-- START Items --
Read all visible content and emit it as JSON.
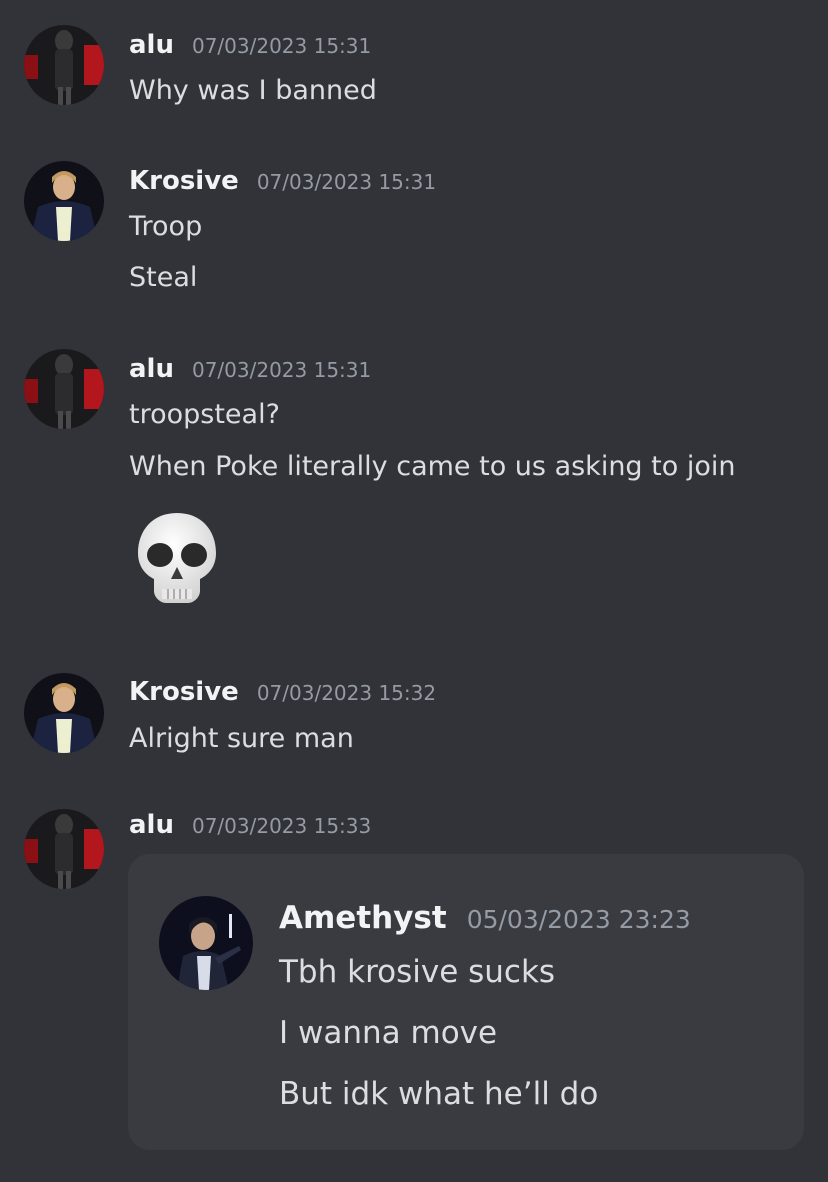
{
  "messages": [
    {
      "author": "alu",
      "avatar_icon": "alu-avatar",
      "timestamp": "07/03/2023 15:31",
      "lines": [
        "Why was I banned"
      ]
    },
    {
      "author": "Krosive",
      "avatar_icon": "krosive-avatar",
      "timestamp": "07/03/2023 15:31",
      "lines": [
        "Troop",
        "Steal"
      ]
    },
    {
      "author": "alu",
      "avatar_icon": "alu-avatar",
      "timestamp": "07/03/2023 15:31",
      "lines": [
        "troopsteal?",
        "When Poke literally came to us asking to join"
      ],
      "emoji": "skull-emoji"
    },
    {
      "author": "Krosive",
      "avatar_icon": "krosive-avatar",
      "timestamp": "07/03/2023 15:32",
      "lines": [
        "Alright sure man"
      ]
    },
    {
      "author": "alu",
      "avatar_icon": "alu-avatar",
      "timestamp": "07/03/2023 15:33",
      "lines": [],
      "embed": {
        "author": "Amethyst",
        "avatar_icon": "amethyst-avatar",
        "timestamp": "05/03/2023 23:23",
        "lines": [
          "Tbh krosive sucks",
          "I wanna move",
          "But idk what he’ll do"
        ]
      }
    }
  ],
  "colors": {
    "background": "#313338",
    "embed_background": "#393b41",
    "username": "#f2f3f5",
    "timestamp": "#949ba4",
    "message_text": "#dbdee1"
  }
}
-- END Items --
• Brief
Exclude the pictures and repeat every other part of the records word for word.

• Answer to this task
Read all visible content and emit it as JSON.
{
  "messages": [
    {
      "author": "alu",
      "avatar_icon": "alu-avatar",
      "timestamp": "07/03/2023 15:31",
      "lines": [
        "Why was I banned"
      ]
    },
    {
      "author": "Krosive",
      "avatar_icon": "krosive-avatar",
      "timestamp": "07/03/2023 15:31",
      "lines": [
        "Troop",
        "Steal"
      ]
    },
    {
      "author": "alu",
      "avatar_icon": "alu-avatar",
      "timestamp": "07/03/2023 15:31",
      "lines": [
        "troopsteal?",
        "When Poke literally came to us asking to join"
      ],
      "emoji": "skull-emoji"
    },
    {
      "author": "Krosive",
      "avatar_icon": "krosive-avatar",
      "timestamp": "07/03/2023 15:32",
      "lines": [
        "Alright sure man"
      ]
    },
    {
      "author": "alu",
      "avatar_icon": "alu-avatar",
      "timestamp": "07/03/2023 15:33",
      "lines": [],
      "embed": {
        "author": "Amethyst",
        "avatar_icon": "amethyst-avatar",
        "timestamp": "05/03/2023 23:23",
        "lines": [
          "Tbh krosive sucks",
          "I wanna move",
          "But idk what he’ll do"
        ]
      }
    }
  ],
  "colors": {
    "background": "#313338",
    "embed_background": "#393b41",
    "username": "#f2f3f5",
    "timestamp": "#949ba4",
    "message_text": "#dbdee1"
  }
}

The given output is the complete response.